* Begin Provided entries *

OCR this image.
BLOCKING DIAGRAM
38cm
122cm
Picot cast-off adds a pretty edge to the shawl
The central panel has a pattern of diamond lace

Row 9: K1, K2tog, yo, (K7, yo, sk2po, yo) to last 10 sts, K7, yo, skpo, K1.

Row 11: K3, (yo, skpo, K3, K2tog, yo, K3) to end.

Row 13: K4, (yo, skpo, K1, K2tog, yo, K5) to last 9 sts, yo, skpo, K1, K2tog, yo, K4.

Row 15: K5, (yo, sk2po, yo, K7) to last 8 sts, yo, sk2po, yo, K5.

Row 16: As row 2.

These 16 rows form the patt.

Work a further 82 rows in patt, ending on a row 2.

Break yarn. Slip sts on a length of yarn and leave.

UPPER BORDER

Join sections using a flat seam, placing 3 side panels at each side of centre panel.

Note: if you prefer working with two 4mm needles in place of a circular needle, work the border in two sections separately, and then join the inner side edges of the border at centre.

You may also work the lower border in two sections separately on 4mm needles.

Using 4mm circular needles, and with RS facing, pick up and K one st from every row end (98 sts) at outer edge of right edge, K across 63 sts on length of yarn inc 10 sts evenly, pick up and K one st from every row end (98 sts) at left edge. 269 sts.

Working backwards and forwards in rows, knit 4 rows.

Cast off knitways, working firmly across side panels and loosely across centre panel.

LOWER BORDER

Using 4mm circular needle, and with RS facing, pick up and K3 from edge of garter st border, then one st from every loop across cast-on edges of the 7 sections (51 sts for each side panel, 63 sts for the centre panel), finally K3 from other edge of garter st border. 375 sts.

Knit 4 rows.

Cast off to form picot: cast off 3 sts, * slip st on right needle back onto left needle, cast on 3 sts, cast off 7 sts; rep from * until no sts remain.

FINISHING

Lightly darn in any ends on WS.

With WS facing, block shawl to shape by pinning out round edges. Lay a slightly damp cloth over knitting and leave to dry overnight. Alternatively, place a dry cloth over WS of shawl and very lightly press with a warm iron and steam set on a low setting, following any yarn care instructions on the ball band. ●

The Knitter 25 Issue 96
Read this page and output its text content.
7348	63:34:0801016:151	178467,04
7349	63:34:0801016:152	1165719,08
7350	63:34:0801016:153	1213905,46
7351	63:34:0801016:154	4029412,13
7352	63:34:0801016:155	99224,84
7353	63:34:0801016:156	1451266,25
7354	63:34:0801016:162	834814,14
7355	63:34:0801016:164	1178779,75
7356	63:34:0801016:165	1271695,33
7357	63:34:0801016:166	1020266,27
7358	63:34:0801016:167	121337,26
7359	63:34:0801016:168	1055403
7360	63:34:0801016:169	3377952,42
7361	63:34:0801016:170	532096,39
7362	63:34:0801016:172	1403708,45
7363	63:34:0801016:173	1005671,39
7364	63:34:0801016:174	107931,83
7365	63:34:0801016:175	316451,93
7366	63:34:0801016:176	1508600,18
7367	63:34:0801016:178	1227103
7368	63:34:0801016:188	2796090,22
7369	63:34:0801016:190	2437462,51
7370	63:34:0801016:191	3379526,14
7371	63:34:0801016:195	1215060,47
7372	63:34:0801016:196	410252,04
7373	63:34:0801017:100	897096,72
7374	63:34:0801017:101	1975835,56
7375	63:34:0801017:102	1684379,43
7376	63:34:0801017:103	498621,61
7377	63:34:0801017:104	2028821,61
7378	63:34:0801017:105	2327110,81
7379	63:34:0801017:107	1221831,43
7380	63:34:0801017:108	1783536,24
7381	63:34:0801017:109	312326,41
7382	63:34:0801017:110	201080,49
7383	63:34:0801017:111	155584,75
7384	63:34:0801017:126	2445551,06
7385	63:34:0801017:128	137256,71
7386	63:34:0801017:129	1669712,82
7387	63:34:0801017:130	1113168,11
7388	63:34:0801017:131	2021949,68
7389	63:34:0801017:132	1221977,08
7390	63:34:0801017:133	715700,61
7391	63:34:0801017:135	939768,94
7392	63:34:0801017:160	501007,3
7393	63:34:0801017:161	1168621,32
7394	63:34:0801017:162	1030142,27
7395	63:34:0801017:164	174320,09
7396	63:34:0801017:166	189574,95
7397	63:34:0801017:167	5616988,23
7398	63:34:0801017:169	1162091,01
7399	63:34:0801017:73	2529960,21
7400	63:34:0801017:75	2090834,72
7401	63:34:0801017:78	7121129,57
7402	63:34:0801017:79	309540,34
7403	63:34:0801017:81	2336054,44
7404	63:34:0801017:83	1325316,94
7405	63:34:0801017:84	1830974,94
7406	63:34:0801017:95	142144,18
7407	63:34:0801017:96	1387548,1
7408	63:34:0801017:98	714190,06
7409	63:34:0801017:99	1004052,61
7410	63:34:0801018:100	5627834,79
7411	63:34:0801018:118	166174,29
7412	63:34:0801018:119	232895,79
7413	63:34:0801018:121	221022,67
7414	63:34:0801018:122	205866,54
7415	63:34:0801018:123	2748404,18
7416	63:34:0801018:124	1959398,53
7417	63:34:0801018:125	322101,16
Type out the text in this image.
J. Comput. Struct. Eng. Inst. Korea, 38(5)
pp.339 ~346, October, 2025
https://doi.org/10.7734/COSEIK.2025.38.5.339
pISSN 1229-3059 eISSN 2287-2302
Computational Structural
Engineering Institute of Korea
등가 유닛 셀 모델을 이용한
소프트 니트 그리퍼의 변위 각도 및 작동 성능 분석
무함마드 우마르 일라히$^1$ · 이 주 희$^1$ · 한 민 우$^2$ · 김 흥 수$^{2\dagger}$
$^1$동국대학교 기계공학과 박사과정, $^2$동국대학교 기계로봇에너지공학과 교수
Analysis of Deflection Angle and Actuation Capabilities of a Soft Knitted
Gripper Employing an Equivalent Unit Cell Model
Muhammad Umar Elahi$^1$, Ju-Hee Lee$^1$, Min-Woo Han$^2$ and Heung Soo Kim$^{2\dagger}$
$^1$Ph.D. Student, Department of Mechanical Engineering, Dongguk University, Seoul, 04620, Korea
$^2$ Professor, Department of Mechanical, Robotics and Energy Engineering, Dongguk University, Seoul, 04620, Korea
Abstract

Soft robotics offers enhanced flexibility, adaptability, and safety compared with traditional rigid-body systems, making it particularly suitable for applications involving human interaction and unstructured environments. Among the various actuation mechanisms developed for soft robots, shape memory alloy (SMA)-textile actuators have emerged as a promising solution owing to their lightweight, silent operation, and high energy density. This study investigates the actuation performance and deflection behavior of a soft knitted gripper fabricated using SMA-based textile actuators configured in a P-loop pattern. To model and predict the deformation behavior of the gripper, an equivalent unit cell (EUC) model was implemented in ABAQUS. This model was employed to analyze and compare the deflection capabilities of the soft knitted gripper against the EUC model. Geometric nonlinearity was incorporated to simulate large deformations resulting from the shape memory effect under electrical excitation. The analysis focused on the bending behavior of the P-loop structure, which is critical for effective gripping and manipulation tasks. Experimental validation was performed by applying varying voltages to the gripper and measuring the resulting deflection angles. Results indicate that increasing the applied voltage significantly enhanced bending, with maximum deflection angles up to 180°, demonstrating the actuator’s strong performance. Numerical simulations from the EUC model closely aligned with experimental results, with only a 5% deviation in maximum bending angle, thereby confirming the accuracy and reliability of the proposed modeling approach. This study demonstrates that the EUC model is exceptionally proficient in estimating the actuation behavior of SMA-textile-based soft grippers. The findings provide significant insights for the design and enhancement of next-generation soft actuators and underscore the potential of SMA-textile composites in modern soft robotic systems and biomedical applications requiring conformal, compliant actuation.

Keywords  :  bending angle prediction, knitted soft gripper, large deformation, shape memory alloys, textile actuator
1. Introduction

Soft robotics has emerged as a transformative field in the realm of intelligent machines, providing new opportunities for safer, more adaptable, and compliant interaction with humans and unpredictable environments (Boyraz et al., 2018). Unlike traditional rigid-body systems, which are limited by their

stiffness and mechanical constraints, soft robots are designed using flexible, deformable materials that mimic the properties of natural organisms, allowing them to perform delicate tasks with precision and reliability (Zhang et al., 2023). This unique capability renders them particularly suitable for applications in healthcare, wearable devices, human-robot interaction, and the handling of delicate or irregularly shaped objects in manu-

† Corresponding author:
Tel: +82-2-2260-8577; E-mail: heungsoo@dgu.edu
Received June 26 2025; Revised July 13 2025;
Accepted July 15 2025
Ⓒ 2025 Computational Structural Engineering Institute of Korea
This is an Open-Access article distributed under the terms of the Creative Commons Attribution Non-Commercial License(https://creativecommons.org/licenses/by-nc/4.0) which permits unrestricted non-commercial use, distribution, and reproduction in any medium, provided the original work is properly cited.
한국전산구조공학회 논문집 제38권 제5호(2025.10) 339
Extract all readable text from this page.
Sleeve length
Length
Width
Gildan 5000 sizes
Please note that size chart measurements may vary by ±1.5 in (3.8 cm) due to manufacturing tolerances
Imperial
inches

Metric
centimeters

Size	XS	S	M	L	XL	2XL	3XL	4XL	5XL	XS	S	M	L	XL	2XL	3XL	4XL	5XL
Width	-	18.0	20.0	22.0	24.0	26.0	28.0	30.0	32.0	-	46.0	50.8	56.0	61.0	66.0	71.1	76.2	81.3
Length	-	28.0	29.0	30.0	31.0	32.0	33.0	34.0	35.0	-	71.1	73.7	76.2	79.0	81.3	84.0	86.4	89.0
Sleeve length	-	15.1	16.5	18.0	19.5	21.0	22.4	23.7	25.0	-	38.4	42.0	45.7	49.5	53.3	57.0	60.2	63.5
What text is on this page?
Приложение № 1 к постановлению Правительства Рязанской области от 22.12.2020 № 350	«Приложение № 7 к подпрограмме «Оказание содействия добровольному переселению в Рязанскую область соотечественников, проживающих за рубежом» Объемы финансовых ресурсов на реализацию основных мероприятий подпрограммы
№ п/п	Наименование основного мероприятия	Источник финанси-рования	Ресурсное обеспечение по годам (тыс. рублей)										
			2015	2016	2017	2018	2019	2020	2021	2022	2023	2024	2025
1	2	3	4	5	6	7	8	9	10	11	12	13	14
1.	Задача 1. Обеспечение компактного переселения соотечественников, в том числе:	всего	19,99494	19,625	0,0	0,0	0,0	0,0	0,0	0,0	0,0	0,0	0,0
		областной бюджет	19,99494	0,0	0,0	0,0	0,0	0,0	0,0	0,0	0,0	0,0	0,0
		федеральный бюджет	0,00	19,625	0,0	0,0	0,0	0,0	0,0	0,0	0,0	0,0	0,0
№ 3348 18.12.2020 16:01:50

* End Provided entries *

Task requirements -
Copy out all lines from the material above that contain the string "skpo".

Exercise solution -
Row 9: K1, K2tog, yo, (K7, yo, sk2po, yo) to last 10 sts, K7, yo, skpo, K1.
Row 11: K3, (yo, skpo, K3, K2tog, yo, K3) to end.
Row 13: K4, (yo, skpo, K1, K2tog, yo, K5) to last 9 sts, yo, skpo, K1, K2tog, yo, K4.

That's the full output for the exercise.